Records from a data source:
• • • •
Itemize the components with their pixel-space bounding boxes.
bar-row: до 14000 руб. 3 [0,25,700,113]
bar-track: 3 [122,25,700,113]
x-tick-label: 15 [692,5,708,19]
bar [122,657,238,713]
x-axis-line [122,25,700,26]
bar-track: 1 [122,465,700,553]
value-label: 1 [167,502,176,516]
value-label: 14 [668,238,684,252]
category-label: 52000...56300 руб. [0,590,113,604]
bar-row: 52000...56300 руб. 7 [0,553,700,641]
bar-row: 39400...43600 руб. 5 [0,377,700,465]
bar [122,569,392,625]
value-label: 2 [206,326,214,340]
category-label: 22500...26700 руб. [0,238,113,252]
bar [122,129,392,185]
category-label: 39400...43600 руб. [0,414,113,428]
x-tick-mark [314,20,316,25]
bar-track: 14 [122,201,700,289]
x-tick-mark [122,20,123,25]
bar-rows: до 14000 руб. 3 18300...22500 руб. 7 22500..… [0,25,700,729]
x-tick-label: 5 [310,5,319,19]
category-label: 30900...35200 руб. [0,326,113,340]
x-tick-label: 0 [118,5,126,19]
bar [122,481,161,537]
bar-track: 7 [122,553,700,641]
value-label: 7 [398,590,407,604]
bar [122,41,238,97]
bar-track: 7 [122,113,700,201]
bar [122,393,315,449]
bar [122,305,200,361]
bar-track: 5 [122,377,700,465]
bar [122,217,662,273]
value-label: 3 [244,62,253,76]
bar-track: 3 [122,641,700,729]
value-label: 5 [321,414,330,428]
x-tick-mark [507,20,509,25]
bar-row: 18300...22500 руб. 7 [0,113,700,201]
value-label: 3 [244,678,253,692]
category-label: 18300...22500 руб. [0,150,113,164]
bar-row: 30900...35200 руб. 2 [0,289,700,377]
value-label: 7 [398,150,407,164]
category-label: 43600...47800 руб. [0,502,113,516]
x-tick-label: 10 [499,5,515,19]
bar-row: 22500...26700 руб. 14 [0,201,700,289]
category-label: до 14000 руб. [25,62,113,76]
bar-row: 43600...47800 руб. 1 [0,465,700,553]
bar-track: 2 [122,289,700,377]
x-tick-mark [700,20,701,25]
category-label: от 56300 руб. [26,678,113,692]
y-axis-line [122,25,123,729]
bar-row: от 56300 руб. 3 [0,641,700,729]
• • • •
▶ **WHAT YOU HAVE TO DO**:
Extract every line of the material above and copy each one unchanged, in the same order.

▶ **TASK OUTPUT**:
Itemize the components with their pixel-space bounding boxes.
bar-row: до 14000 руб. 3 [0,25,700,113]
bar-track: 3 [122,25,700,113]
x-tick-label: 15 [692,5,708,19]
bar [122,657,238,713]
x-axis-line [122,25,700,26]
bar-track: 1 [122,465,700,553]
value-label: 1 [167,502,176,516]
value-label: 14 [668,238,684,252]
category-label: 52000...56300 руб. [0,590,113,604]
bar-row: 52000...56300 руб. 7 [0,553,700,641]
bar-row: 39400...43600 руб. 5 [0,377,700,465]
bar [122,569,392,625]
value-label: 2 [206,326,214,340]
category-label: 22500...26700 руб. [0,238,113,252]
bar [122,129,392,185]
category-label: 39400...43600 руб. [0,414,113,428]
x-tick-mark [314,20,316,25]
bar-track: 14 [122,201,700,289]
x-tick-mark [122,20,123,25]
bar-rows: до 14000 руб. 3 18300...22500 руб. 7 22500..… [0,25,700,729]
x-tick-label: 5 [310,5,319,19]
category-label: 30900...35200 руб. [0,326,113,340]
x-tick-label: 0 [118,5,126,19]
bar [122,481,161,537]
bar-track: 7 [122,553,700,641]
value-label: 7 [398,590,407,604]
bar [122,41,238,97]
bar-track: 7 [122,113,700,201]
bar [122,393,315,449]
bar [122,305,200,361]
bar-track: 5 [122,377,700,465]
bar [122,217,662,273]
value-label: 3 [244,62,253,76]
bar-track: 3 [122,641,700,729]
value-label: 5 [321,414,330,428]
x-tick-mark [507,20,509,25]
bar-row: 18300...22500 руб. 7 [0,113,700,201]
value-label: 3 [244,678,253,692]
category-label: 18300...22500 руб. [0,150,113,164]
bar-row: 30900...35200 руб. 2 [0,289,700,377]
value-label: 7 [398,150,407,164]
category-label: 43600...47800 руб. [0,502,113,516]
x-tick-label: 10 [499,5,515,19]
bar-row: 22500...26700 руб. 14 [0,201,700,289]
category-label: до 14000 руб. [25,62,113,76]
bar-row: 43600...47800 руб. 1 [0,465,700,553]
bar-track: 2 [122,289,700,377]
x-tick-mark [700,20,701,25]
category-label: от 56300 руб. [26,678,113,692]
y-axis-line [122,25,123,729]
bar-row: от 56300 руб. 3 [0,641,700,729]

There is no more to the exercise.